Custom Program Types¶
Beyond basic tracepoints and kprobes, eBPF supports many specialized program types for different use cases. This guide explores advanced program types and how to implement them.
🎯 eBPF Program Types Overview¶
graph TB
subgraph "Network Programs"
A[XDP - Packet Processing]
B[TC - Traffic Control]
C[Socket Filter]
D[Socket MSG]
end
subgraph "Security Programs"
E[LSM - Security Hooks]
F[Seccomp - Syscall Filter]
end
subgraph "Tracing Programs"
G[Perf Event]
H[Raw Tracepoint]
I[BTF Tracepoint]
end
subgraph "Cgroup Programs"
J[Cgroup SKB]
K[Cgroup Device]
L[Cgroup Sysctl]
end
style A fill:#e3f2fd
style E fill:#f3e5f5
style G fill:#e8f5e8
style J fill:#fff3e0
🌐 Network Programs¶
1. XDP (eXpress Data Path)¶
XDP programs run at the earliest point in the network stack, providing line-rate packet processing.
Basic XDP Program¶
#include "common.h"
#include <linux/if_ether.h>
#include <linux/ip.h>
#include <linux/tcp.h>
#include <linux/udp.h>
// Statistics map
struct {
__uint(type, BPF_MAP_TYPE_PERCPU_ARRAY);
__type(key, u32);
__type(value, u64);
__uint(max_entries, 5);
} xdp_stats SEC(".maps");
enum {
STAT_PACKETS = 0,
STAT_BYTES,
STAT_TCP,
STAT_UDP,
STAT_DROPPED,
};
SEC("xdp")
int xdp_packet_filter(struct xdp_md *ctx) {
void *data_end = (void *)(long)ctx->data_end;
void *data = (void *)(long)ctx->data;
// Update packet statistics
u32 key = STAT_PACKETS;
u64 *counter = bpf_map_lookup_elem(&xdp_stats, &key);
if (counter) (*counter)++;
// Parse Ethernet header
struct ethhdr *eth = data;
if ((void *)(eth + 1) > data_end)
return XDP_ABORTED;
// Only process IP packets
if (eth->h_proto != bpf_htons(ETH_P_IP))
return XDP_PASS;
// Parse IP header
struct iphdr *ip = (void *)(eth + 1);
if ((void *)(ip + 1) > data_end)
return XDP_ABORTED;
// Update byte statistics
key = STAT_BYTES;
counter = bpf_map_lookup_elem(&xdp_stats, &key);
if (counter) (*counter) += bpf_ntohs(ip->tot_len);
// Process TCP packets
if (ip->protocol == IPPROTO_TCP) {
struct tcphdr *tcp = (void *)(ip + 1);
if ((void *)(tcp + 1) > data_end)

- Set exercise 1 -
Reproduce the part of the eBPF program types guide from "return XDP_PASS;" up to and including "((void *)(tcp + 1) > data_end)".
- Set exercise 2 -
Resume the eBPF program types guide, picking up right after its final line.

- Recorded data -
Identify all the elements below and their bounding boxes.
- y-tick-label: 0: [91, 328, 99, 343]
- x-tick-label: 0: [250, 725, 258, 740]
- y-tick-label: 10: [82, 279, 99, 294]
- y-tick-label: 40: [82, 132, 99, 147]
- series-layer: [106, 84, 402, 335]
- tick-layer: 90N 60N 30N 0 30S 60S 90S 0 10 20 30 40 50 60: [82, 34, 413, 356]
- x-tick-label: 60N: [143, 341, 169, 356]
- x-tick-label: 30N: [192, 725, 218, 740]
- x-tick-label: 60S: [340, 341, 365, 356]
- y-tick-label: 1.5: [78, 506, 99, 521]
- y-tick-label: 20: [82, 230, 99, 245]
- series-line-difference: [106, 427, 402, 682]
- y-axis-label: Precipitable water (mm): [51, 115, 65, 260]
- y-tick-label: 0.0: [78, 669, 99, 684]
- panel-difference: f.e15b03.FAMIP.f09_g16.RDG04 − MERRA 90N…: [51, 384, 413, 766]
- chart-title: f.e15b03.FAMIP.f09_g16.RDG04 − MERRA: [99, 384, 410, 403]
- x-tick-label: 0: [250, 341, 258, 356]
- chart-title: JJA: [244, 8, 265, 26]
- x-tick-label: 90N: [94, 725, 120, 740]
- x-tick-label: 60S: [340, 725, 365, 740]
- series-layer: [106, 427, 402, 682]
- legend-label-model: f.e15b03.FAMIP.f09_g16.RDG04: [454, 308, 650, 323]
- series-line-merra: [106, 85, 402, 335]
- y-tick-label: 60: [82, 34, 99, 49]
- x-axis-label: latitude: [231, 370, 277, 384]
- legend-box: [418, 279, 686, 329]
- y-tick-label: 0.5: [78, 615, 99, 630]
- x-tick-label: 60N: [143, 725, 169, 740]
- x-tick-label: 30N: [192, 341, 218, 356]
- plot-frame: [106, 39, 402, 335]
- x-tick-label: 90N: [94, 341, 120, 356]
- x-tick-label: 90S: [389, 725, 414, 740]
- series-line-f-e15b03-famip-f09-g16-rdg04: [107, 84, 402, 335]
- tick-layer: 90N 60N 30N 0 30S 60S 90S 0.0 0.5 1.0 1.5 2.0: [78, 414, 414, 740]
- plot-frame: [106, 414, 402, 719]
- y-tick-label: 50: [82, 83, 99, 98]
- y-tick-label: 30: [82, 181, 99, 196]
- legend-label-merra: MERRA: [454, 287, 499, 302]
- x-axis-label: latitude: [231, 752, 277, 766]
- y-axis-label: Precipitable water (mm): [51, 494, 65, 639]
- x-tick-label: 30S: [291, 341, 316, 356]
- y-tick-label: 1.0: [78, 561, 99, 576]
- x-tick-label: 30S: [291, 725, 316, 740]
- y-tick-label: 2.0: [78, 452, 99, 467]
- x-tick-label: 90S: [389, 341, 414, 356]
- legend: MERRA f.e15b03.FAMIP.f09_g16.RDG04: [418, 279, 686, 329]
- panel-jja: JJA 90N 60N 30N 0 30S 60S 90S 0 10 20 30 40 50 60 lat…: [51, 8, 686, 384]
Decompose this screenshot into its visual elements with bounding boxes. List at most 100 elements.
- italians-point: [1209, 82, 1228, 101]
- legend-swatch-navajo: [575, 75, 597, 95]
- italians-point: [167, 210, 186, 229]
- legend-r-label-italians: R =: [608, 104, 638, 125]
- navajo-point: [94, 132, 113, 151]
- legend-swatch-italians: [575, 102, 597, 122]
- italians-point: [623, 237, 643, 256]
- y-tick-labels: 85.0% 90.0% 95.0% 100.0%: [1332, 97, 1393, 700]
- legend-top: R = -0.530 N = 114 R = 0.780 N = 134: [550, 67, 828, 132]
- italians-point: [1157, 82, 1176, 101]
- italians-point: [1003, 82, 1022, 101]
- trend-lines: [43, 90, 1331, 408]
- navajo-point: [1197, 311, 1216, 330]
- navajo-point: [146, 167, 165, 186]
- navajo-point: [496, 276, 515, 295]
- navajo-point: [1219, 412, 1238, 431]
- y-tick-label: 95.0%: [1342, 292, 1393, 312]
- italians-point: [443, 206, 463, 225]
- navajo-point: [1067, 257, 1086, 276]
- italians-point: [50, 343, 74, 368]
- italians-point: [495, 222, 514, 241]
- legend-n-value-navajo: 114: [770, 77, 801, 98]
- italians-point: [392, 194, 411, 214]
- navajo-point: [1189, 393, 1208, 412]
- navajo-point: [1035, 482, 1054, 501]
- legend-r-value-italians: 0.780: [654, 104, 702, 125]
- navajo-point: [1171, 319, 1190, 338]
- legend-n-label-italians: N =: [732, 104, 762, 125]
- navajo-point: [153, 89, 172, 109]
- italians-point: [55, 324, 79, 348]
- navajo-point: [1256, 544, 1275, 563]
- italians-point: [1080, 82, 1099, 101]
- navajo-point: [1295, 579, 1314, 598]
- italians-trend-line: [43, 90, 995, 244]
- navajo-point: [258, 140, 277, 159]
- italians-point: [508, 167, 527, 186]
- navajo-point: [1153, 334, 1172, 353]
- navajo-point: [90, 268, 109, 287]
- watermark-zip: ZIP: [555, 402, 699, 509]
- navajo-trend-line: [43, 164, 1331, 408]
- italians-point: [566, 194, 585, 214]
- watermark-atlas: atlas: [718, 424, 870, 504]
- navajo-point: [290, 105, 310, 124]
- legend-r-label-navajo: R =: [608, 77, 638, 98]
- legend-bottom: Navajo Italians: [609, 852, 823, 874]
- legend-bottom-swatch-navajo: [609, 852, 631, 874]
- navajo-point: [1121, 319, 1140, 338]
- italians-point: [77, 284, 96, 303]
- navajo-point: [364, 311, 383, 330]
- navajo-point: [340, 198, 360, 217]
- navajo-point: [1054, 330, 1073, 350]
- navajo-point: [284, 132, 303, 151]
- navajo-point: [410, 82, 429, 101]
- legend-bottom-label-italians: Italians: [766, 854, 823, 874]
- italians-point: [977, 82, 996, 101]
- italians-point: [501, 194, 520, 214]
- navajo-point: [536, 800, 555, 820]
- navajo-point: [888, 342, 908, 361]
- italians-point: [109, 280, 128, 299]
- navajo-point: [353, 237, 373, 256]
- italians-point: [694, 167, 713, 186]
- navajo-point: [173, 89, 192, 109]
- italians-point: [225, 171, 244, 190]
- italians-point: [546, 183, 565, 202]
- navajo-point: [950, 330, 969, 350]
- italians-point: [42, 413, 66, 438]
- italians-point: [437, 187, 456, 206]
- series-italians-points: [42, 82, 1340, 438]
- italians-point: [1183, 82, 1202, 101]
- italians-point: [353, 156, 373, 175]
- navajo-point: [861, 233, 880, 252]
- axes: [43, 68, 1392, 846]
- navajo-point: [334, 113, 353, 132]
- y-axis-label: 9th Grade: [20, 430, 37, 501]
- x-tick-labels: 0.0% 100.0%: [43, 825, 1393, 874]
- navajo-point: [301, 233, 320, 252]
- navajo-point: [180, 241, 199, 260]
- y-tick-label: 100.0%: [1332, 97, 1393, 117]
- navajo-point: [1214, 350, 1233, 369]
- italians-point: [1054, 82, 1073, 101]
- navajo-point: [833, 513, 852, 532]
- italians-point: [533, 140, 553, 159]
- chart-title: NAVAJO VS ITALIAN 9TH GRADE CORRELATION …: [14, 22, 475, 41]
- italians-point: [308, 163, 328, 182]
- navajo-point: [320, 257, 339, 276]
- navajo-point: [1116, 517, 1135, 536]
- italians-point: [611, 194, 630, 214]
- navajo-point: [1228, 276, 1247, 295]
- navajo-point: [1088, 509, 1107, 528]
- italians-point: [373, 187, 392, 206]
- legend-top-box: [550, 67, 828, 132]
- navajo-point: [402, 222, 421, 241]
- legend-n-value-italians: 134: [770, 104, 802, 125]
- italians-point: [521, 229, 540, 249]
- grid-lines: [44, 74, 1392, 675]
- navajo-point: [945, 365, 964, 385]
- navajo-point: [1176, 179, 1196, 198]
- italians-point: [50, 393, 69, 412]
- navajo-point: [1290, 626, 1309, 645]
* * *
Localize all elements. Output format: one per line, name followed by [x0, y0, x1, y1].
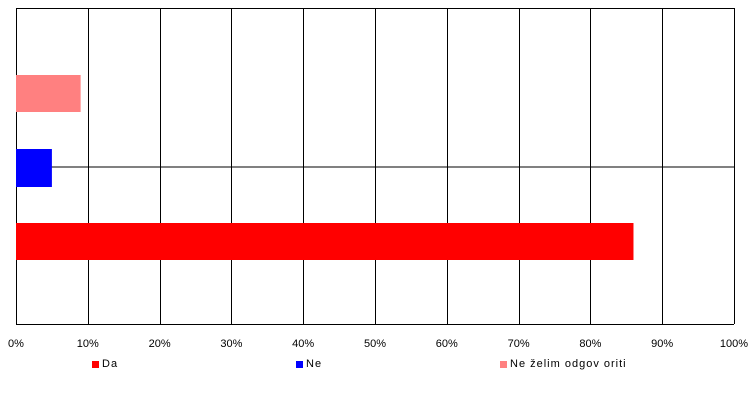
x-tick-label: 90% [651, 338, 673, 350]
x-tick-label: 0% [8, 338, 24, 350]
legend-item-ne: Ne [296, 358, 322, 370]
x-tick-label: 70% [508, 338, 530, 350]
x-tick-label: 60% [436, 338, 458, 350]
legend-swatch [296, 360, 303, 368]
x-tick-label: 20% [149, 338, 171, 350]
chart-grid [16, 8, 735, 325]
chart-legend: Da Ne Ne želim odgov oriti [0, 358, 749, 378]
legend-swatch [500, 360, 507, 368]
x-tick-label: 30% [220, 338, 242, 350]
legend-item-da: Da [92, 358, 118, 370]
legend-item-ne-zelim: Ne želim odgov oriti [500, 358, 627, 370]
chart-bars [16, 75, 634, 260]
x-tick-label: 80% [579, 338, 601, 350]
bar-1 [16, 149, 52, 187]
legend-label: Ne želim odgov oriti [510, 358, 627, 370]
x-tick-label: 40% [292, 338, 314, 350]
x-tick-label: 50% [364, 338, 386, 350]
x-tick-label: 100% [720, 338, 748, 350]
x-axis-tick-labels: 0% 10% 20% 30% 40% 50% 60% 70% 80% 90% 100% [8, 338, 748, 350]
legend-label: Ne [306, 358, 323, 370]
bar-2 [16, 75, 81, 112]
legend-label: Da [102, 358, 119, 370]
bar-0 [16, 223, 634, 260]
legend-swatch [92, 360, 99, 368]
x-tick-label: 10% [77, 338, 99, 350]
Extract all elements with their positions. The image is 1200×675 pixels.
==
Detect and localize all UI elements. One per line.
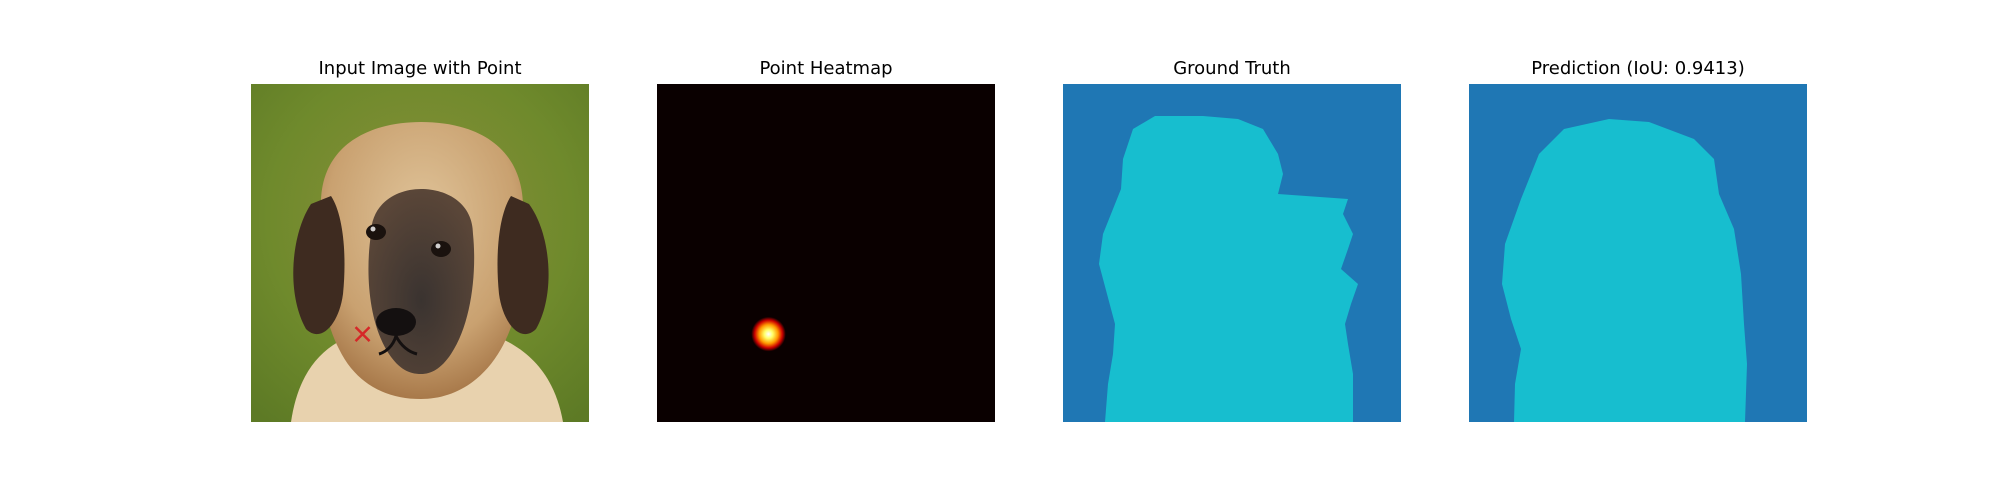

- Task result 1 -
return XDP_PASS;
// Parse IP header
struct iphdr *ip = (void *)(eth + 1);
if ((void *)(ip + 1) > data_end)
return XDP_ABORTED;
// Update byte statistics
key = STAT_BYTES;
counter = bpf_map_lookup_elem(&xdp_stats, &key);
if (counter) (*counter) += bpf_ntohs(ip->tot_len);
// Process TCP packets
if (ip->protocol == IPPROTO_TCP) {
struct tcphdr *tcp = (void *)(ip + 1);
if ((void *)(tcp + 1) > data_end)

- Task result 2 -
return XDP_ABORTED;
key = STAT_TCP;
counter = bpf_map_lookup_elem(&xdp_stats, &key);
if (counter) (*counter)++;
// Example: Drop packets to specific port
if (tcp->dest == bpf_htons(22)) { // SSH port
key = STAT_DROPPED;
counter = bpf_map_lookup_elem(&xdp_stats, &key);
if (counter) (*counter)++;
return XDP_DROP;
}
}
// Process UDP packets
else if (ip->protocol == IPPROTO_UDP) {
key = STAT_UDP;
counter = bpf_map_lookup_elem(&xdp_stats, &key);
if (counter) (*counter)++;
}
return XDP_PASS;
}
char _license[] SEC("license") = "GPL";
XDP Return Codes¶
- XDP_ABORTED: Error occurred, drop packet
- XDP_DROP: Drop packet intentionally
- XDP_PASS: Continue normal processing
- XDP_TX: Transmit packet out same interface
- XDP_REDIRECT: Redirect to another interface
Go XDP Integration¶
//go:generate go run github.com/cilium/ebpf/cmd/bpf2go -target native xdp ../bpf/xdp_filter.c
func attachXDPProgram(iface string) error {
objs := xdpObjects{}
if err := loadXdpObjects(&objs, nil); err != nil {
return fmt.Errorf("loading XDP objects: %w", err)
}
defer objs.Close()
// Get network interface
ifc, err := net.InterfaceByName(iface)
if err != nil {
return fmt.Errorf("getting interface %s: %w", iface, err)
}
// Attach XDP program
l, err := link.AttachXDP(link.XDPOptions{
Program: objs.XdpPacketFilter,
Interface: ifc.Index,
Flags: link.XDPGenericMode, // Use generic mode for compatibility
})
if err != nil {
return fmt.Errorf("attaching XDP program: %w", err)
}
defer l.Close()
log.Printf("XDP program attached to interface %s", iface)
// Monitor statistics
return monitorXDPStats(objs.XdpStats)
}
func monitorXDPStats(statsMap *ebpf.Map) error {
ticker := time.NewTicker(time.Second)
defer ticker.Stop()
for range ticker.C {
var stats [5]uint64
if err := statsMap.Lookup(uint32(0), &stats[0]); err != nil {
continue
}
fmt.Printf("XDP Stats - Packets: %d, Bytes: %d, TCP: %d, UDP: %d, Dropped: %d\n",
stats[0], stats[1], stats[2], stats[3], stats[4])
}
return nil
}
2. TC (Traffic Control)¶
TC programs can modify, redirect, or drop packets at the ingress/egress points.
#include "common.h"
#include <linux/pkt_cls.h>
SEC("tc")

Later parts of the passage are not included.